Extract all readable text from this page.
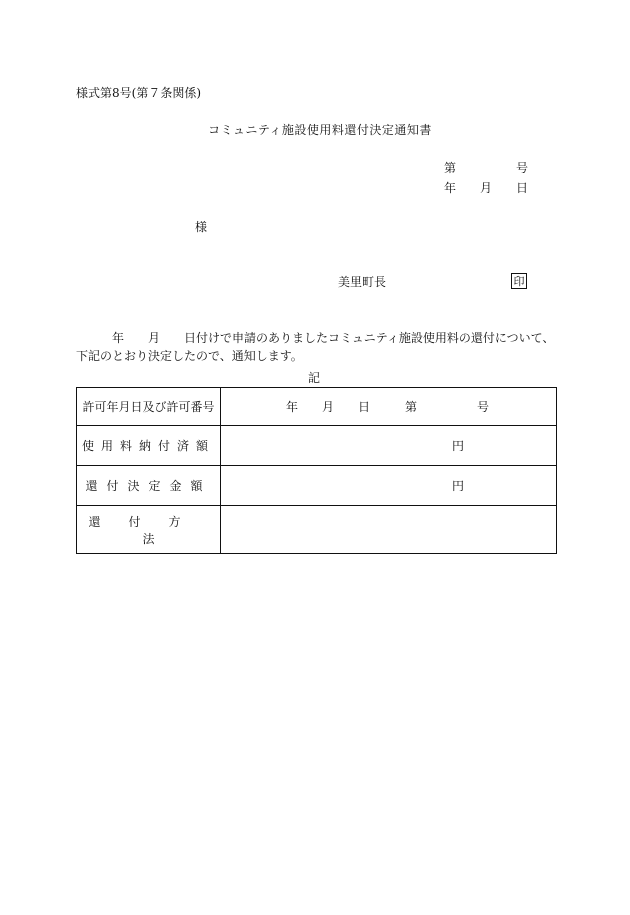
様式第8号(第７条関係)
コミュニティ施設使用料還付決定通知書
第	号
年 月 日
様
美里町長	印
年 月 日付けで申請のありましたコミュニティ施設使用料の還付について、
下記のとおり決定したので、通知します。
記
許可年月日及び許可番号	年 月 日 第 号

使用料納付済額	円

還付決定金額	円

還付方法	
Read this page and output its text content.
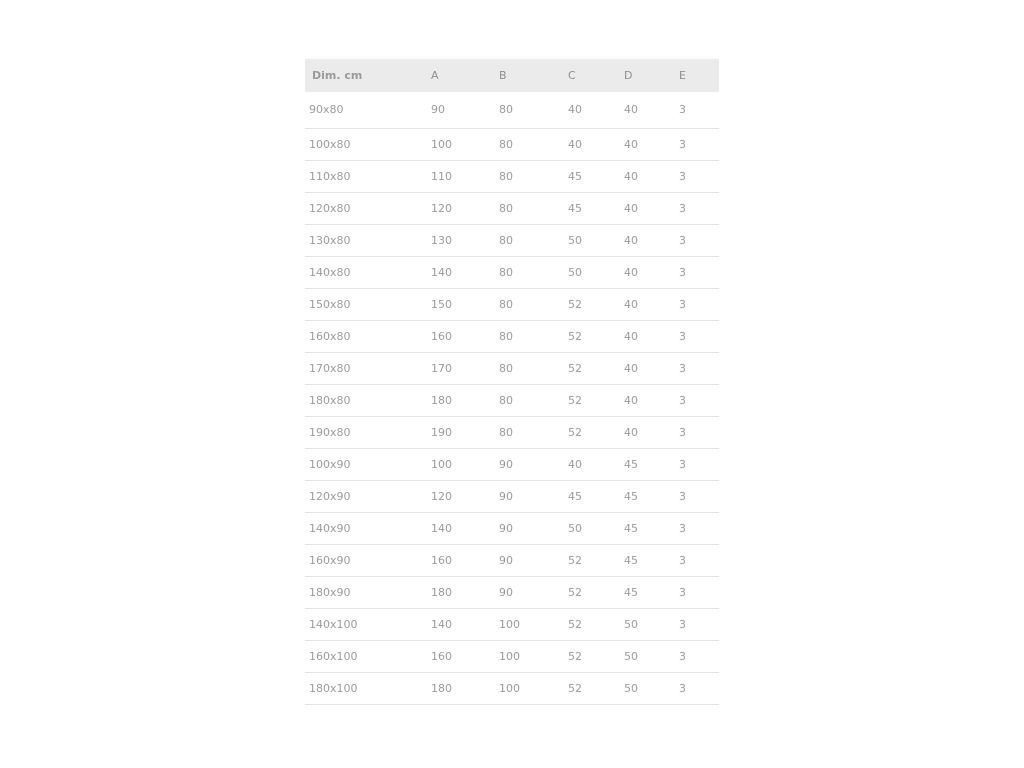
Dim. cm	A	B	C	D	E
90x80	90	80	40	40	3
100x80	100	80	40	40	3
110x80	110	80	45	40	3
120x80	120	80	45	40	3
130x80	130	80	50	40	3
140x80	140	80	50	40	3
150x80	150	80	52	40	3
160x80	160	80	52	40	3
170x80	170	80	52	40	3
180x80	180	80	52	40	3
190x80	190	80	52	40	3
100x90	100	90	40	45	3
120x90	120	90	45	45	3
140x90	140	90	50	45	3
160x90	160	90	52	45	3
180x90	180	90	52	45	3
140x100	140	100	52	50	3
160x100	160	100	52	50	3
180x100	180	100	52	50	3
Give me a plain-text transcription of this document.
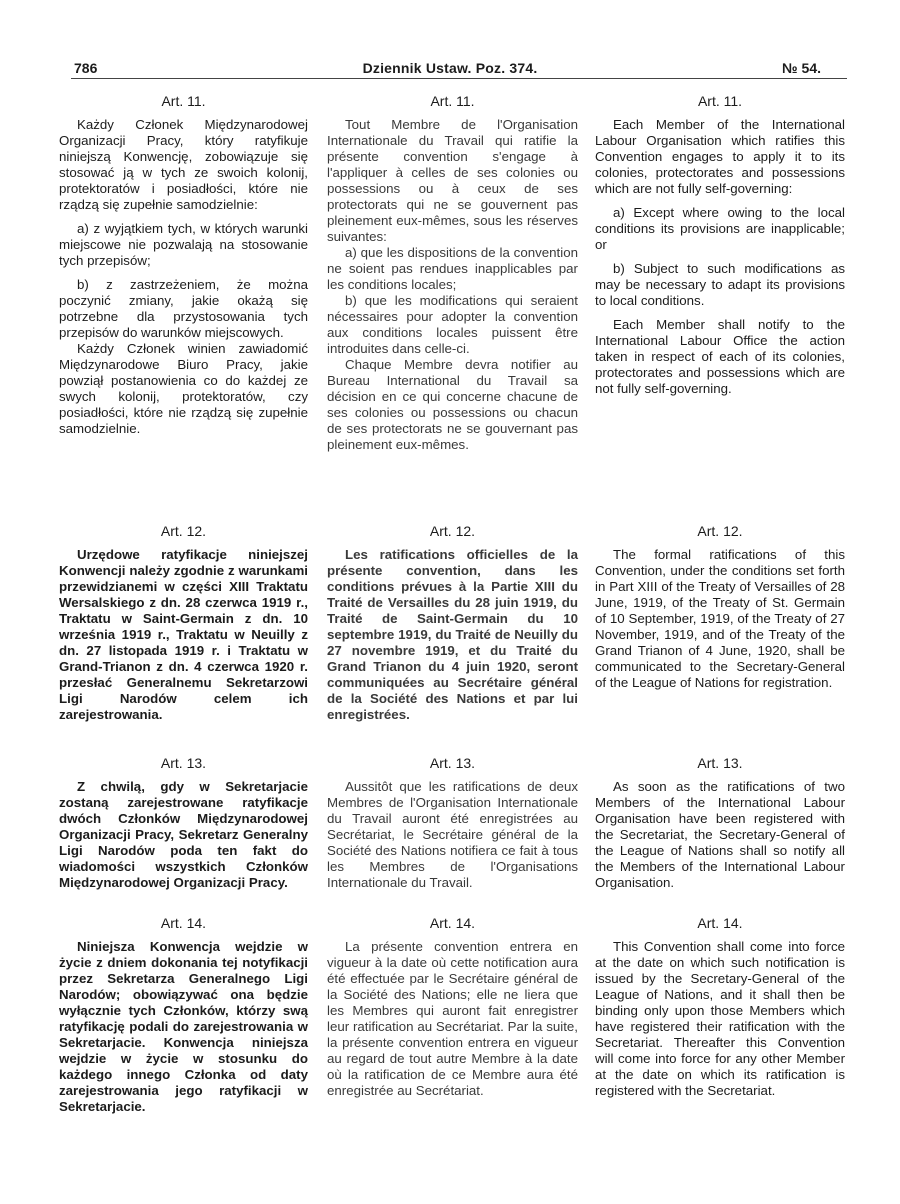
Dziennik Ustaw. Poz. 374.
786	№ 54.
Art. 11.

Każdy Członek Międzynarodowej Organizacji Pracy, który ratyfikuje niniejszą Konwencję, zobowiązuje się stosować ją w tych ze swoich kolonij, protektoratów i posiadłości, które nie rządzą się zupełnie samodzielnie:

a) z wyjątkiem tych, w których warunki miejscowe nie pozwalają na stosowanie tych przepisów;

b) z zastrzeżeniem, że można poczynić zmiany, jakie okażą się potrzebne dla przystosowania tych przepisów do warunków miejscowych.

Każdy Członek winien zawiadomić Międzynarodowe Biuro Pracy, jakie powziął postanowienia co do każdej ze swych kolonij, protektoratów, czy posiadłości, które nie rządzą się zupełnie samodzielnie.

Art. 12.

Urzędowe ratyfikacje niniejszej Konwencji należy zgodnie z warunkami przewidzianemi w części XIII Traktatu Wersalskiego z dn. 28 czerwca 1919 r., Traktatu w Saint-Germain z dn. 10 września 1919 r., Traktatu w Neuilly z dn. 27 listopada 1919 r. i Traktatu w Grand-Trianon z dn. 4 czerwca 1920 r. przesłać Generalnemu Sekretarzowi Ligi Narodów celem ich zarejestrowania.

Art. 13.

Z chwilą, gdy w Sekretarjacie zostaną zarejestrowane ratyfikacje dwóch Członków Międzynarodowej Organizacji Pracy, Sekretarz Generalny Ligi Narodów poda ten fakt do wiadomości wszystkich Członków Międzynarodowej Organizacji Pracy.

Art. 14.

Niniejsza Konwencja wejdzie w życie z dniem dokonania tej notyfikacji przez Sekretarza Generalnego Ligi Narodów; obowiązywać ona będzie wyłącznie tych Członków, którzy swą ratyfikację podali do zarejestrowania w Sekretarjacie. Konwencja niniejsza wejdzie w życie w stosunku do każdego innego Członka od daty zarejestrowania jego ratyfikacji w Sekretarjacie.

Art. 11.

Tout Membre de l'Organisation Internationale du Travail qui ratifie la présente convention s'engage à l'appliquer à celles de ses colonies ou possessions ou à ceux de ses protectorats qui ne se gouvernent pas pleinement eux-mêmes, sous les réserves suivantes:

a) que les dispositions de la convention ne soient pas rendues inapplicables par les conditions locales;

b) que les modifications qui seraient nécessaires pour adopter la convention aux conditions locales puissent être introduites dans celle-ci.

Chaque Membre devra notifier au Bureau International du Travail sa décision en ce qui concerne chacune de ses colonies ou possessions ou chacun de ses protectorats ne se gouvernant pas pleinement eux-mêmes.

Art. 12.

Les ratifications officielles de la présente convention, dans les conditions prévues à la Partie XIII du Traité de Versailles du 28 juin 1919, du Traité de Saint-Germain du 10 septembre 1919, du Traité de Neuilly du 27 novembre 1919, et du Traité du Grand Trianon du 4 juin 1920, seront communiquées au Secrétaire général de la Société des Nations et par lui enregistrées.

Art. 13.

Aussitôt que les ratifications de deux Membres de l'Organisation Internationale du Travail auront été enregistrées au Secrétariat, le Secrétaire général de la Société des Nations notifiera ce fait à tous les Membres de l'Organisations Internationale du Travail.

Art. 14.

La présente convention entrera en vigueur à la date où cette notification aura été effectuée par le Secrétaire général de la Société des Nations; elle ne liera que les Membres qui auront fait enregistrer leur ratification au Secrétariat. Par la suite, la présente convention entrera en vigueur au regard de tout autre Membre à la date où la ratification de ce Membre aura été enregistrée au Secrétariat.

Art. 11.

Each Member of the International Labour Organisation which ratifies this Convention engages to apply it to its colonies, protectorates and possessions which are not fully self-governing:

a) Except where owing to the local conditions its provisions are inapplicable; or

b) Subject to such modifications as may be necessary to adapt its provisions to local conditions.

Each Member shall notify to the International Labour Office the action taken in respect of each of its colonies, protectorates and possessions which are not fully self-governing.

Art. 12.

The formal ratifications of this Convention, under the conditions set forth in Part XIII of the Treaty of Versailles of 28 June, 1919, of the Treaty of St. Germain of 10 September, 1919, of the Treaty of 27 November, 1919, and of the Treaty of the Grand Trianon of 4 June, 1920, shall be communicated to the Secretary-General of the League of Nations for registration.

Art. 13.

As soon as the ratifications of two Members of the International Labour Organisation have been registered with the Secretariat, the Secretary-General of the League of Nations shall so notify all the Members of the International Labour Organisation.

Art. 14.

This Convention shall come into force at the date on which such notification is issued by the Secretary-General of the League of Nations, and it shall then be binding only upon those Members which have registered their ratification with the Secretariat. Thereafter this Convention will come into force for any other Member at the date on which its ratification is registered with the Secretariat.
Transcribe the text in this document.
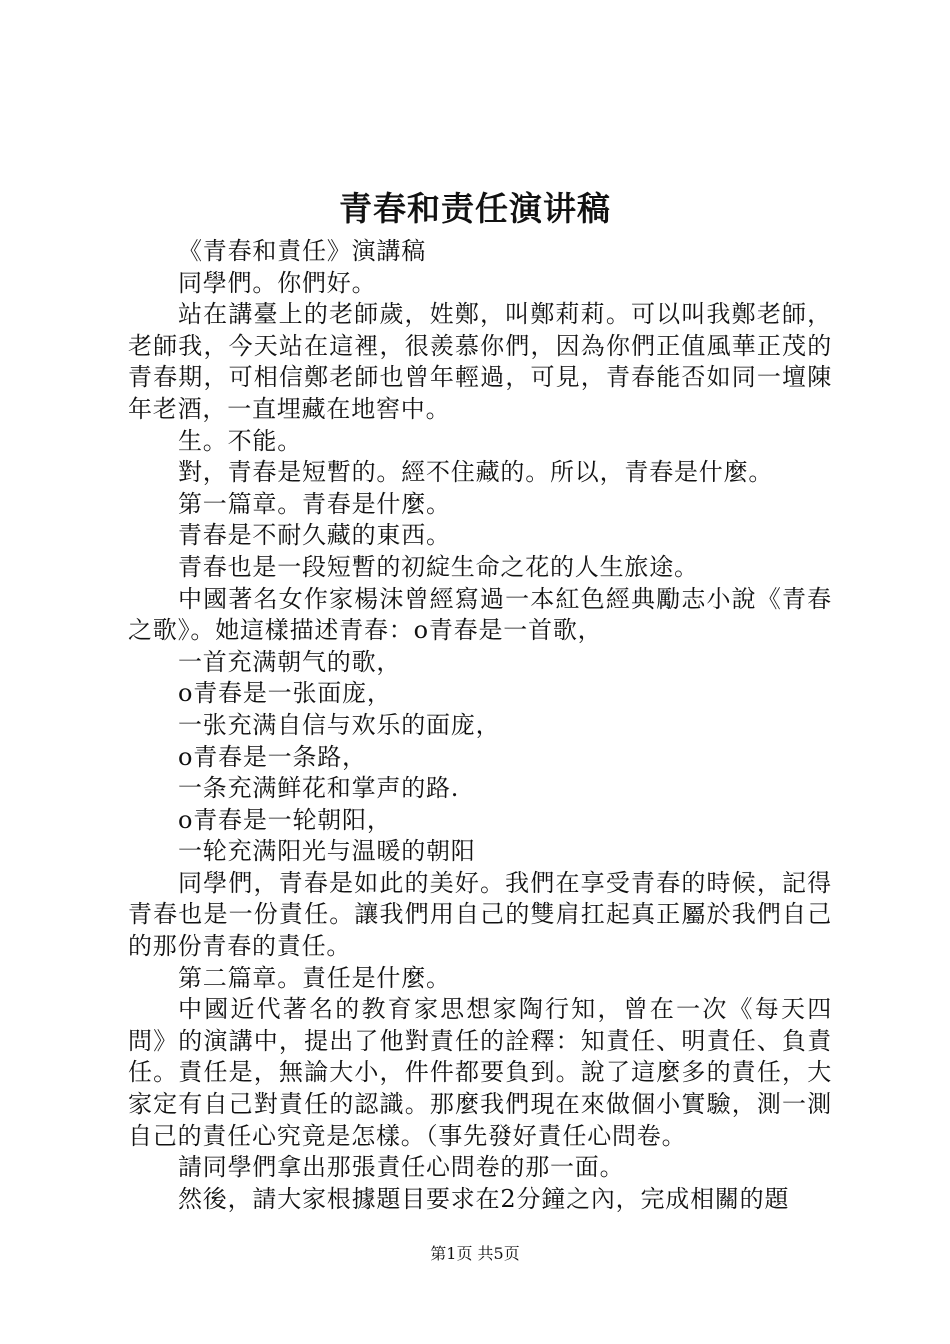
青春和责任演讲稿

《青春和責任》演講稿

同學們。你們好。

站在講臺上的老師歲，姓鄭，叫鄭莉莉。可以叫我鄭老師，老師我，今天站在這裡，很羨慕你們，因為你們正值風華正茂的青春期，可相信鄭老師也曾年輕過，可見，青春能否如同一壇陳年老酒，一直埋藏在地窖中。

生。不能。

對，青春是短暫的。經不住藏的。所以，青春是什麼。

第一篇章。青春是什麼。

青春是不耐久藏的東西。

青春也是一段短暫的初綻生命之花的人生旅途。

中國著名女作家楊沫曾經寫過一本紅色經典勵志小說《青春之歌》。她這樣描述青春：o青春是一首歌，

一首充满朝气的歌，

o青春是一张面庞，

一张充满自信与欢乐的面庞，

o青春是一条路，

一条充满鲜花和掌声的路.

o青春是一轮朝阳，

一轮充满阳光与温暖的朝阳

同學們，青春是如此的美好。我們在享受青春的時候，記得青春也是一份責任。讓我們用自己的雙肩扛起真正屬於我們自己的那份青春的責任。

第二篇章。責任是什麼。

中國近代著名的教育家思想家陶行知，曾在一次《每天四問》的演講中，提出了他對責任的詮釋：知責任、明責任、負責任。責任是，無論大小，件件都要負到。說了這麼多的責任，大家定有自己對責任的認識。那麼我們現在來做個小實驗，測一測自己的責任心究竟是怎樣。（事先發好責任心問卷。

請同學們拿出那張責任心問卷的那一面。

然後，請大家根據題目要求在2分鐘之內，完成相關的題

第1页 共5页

-------

(To do)
Do not include the pictures. Quote only the lines from the line with "Transcribe the text in this document." through the end of the material, both ends included, exactly.

(Answer for this exercise)
Transcribe the text in this document.
青春和责任演讲稿

《青春和責任》演講稿

同學們。你們好。

站在講臺上的老師歲，姓鄭，叫鄭莉莉。可以叫我鄭老師，老師我，今天站在這裡，很羨慕你們，因為你們正值風華正茂的青春期，可相信鄭老師也曾年輕過，可見，青春能否如同一壇陳年老酒，一直埋藏在地窖中。

生。不能。

對，青春是短暫的。經不住藏的。所以，青春是什麼。

第一篇章。青春是什麼。

青春是不耐久藏的東西。

青春也是一段短暫的初綻生命之花的人生旅途。

中國著名女作家楊沫曾經寫過一本紅色經典勵志小說《青春之歌》。她這樣描述青春：o青春是一首歌，

一首充满朝气的歌，

o青春是一张面庞，

一张充满自信与欢乐的面庞，

o青春是一条路，

一条充满鲜花和掌声的路.

o青春是一轮朝阳，

一轮充满阳光与温暖的朝阳

同學們，青春是如此的美好。我們在享受青春的時候，記得青春也是一份責任。讓我們用自己的雙肩扛起真正屬於我們自己的那份青春的責任。

第二篇章。責任是什麼。

中國近代著名的教育家思想家陶行知，曾在一次《每天四問》的演講中，提出了他對責任的詮釋：知責任、明責任、負責任。責任是，無論大小，件件都要負到。說了這麼多的責任，大家定有自己對責任的認識。那麼我們現在來做個小實驗，測一測自己的責任心究竟是怎樣。（事先發好責任心問卷。

請同學們拿出那張責任心問卷的那一面。

然後，請大家根據題目要求在2分鐘之內，完成相關的題

第1页 共5页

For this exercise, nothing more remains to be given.